--- START Input rows ---

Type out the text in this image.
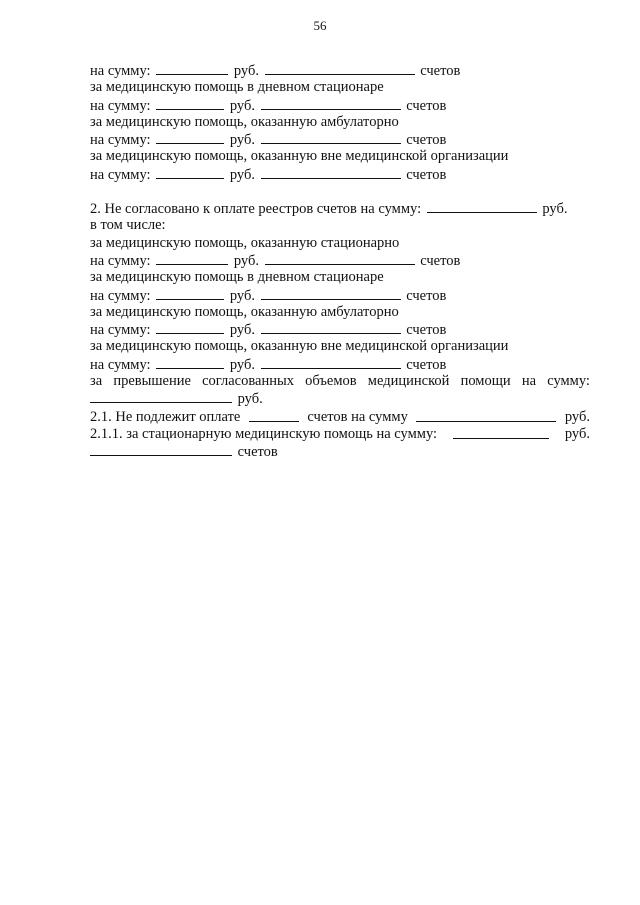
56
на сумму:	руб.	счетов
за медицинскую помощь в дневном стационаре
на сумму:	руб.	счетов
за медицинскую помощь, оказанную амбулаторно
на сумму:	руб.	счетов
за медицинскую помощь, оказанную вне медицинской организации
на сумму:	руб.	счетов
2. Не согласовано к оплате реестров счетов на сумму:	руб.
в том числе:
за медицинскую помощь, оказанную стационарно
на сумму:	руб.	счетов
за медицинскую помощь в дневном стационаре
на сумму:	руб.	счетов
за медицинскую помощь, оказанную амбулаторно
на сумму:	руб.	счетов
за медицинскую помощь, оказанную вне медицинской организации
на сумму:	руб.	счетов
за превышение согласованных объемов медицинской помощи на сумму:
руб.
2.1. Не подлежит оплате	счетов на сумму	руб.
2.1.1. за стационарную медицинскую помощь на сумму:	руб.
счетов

--- END Input rows ---
--- START Input rows ---

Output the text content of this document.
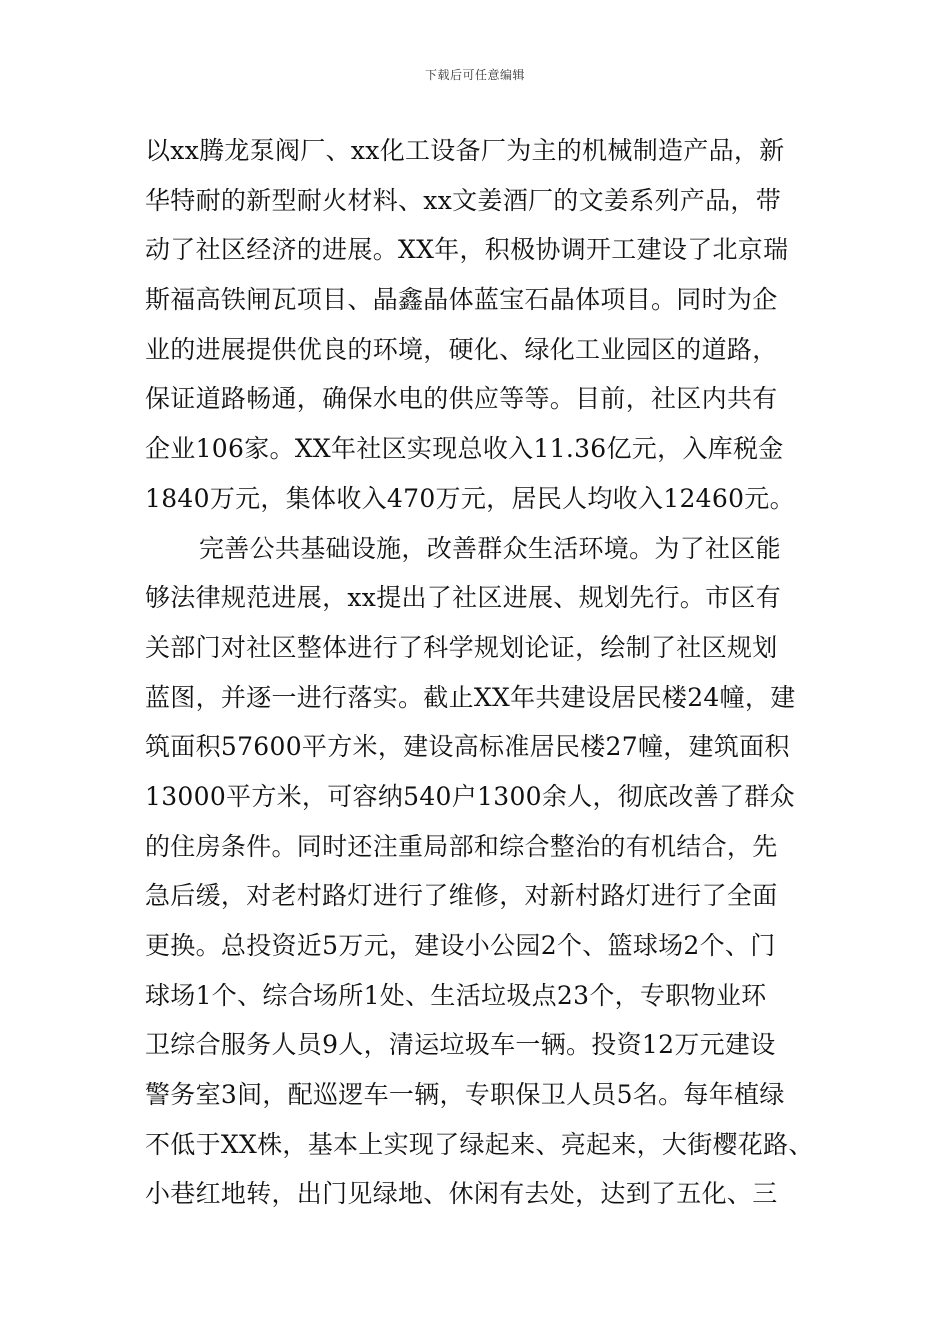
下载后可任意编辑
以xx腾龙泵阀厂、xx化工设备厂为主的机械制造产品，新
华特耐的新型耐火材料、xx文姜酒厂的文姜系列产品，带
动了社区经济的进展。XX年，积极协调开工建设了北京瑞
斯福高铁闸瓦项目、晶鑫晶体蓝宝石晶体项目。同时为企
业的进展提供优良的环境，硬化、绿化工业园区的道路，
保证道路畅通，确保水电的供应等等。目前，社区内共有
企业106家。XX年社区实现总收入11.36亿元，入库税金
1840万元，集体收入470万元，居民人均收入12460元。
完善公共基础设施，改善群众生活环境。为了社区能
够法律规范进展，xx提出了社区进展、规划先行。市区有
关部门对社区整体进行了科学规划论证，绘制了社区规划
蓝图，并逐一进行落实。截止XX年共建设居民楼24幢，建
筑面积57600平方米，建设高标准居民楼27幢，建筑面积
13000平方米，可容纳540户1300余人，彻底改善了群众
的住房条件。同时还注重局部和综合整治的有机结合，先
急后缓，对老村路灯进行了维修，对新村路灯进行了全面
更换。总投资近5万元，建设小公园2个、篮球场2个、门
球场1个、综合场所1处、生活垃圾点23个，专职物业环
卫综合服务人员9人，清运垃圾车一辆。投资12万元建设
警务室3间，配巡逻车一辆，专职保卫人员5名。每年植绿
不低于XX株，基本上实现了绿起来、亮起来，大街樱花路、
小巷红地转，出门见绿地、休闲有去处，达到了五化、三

--- END Input rows ---
--- START Input rows ---

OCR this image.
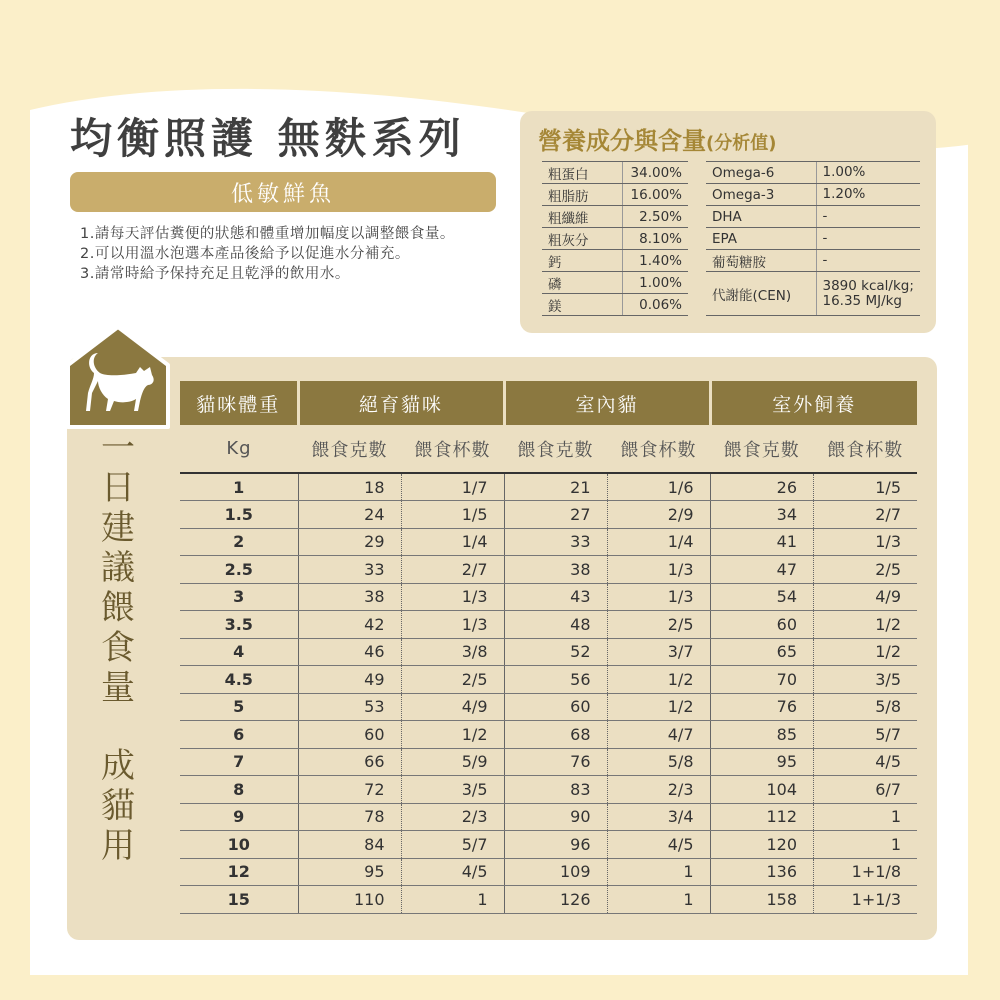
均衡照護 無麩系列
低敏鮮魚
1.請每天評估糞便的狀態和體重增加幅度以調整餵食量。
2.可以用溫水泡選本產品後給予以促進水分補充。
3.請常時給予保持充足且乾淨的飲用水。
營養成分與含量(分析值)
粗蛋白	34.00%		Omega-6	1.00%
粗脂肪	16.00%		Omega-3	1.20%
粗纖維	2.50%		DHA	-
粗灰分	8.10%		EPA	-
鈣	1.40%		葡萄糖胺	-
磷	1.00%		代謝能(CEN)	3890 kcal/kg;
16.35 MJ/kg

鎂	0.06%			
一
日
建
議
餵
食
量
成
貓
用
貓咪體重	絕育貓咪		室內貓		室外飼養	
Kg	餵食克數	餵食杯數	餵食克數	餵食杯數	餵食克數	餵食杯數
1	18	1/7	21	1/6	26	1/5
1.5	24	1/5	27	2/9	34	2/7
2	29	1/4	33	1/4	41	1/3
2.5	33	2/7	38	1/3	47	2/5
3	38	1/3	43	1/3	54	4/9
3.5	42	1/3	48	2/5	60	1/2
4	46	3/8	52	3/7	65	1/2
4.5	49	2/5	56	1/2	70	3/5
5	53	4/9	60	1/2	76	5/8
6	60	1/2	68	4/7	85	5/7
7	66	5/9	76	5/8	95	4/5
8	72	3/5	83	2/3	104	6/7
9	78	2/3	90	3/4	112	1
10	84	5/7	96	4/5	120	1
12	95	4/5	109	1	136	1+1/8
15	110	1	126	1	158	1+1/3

--- END Input rows ---

* What the task asks
Show every line where the string "image" appears.

* Reply to the task
Type out the text in this image.
OCR this image.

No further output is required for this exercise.